(JOB) Repeat exactly each line of the data provided below.

┌─ RECORDS FOR THE TASK

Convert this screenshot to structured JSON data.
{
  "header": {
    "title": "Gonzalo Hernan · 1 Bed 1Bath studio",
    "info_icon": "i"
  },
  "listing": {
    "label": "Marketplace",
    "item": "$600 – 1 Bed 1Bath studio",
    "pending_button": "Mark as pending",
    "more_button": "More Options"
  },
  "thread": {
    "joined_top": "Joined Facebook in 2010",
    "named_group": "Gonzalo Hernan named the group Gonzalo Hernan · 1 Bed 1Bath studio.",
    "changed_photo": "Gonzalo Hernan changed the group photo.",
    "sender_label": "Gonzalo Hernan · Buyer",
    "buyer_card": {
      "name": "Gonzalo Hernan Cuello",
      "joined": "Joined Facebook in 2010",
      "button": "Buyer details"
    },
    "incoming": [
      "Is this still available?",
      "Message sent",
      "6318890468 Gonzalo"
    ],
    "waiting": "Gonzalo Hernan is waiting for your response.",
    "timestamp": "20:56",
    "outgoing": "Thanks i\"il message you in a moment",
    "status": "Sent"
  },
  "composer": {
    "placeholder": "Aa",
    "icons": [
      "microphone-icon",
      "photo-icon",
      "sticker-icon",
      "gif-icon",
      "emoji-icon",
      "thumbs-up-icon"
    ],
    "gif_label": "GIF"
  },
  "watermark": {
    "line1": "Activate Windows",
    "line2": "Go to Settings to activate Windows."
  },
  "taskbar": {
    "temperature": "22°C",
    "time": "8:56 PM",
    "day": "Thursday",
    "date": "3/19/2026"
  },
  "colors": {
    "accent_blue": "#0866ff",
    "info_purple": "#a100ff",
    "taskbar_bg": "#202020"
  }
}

└─

(RESULT OF THE TASK)
Convert this screenshot to structured JSON data.
{
  "header": {
    "title": "Gonzalo Hernan · 1 Bed 1Bath studio",
    "info_icon": "i"
  },
  "listing": {
    "label": "Marketplace",
    "item": "$600 – 1 Bed 1Bath studio",
    "pending_button": "Mark as pending",
    "more_button": "More Options"
  },
  "thread": {
    "joined_top": "Joined Facebook in 2010",
    "named_group": "Gonzalo Hernan named the group Gonzalo Hernan · 1 Bed 1Bath studio.",
    "changed_photo": "Gonzalo Hernan changed the group photo.",
    "sender_label": "Gonzalo Hernan · Buyer",
    "buyer_card": {
      "name": "Gonzalo Hernan Cuello",
      "joined": "Joined Facebook in 2010",
      "button": "Buyer details"
    },
    "incoming": [
      "Is this still available?",
      "Message sent",
      "6318890468 Gonzalo"
    ],
    "waiting": "Gonzalo Hernan is waiting for your response.",
    "timestamp": "20:56",
    "outgoing": "Thanks i\"il message you in a moment",
    "status": "Sent"
  },
  "composer": {
    "placeholder": "Aa",
    "icons": [
      "microphone-icon",
      "photo-icon",
      "sticker-icon",
      "gif-icon",
      "emoji-icon",
      "thumbs-up-icon"
    ],
    "gif_label": "GIF"
  },
  "watermark": {
    "line1": "Activate Windows",
    "line2": "Go to Settings to activate Windows."
  },
  "taskbar": {
    "temperature": "22°C",
    "time": "8:56 PM",
    "day": "Thursday",
    "date": "3/19/2026"
  },
  "colors": {
    "accent_blue": "#0866ff",
    "info_purple": "#a100ff",
    "taskbar_bg": "#202020"
  }
}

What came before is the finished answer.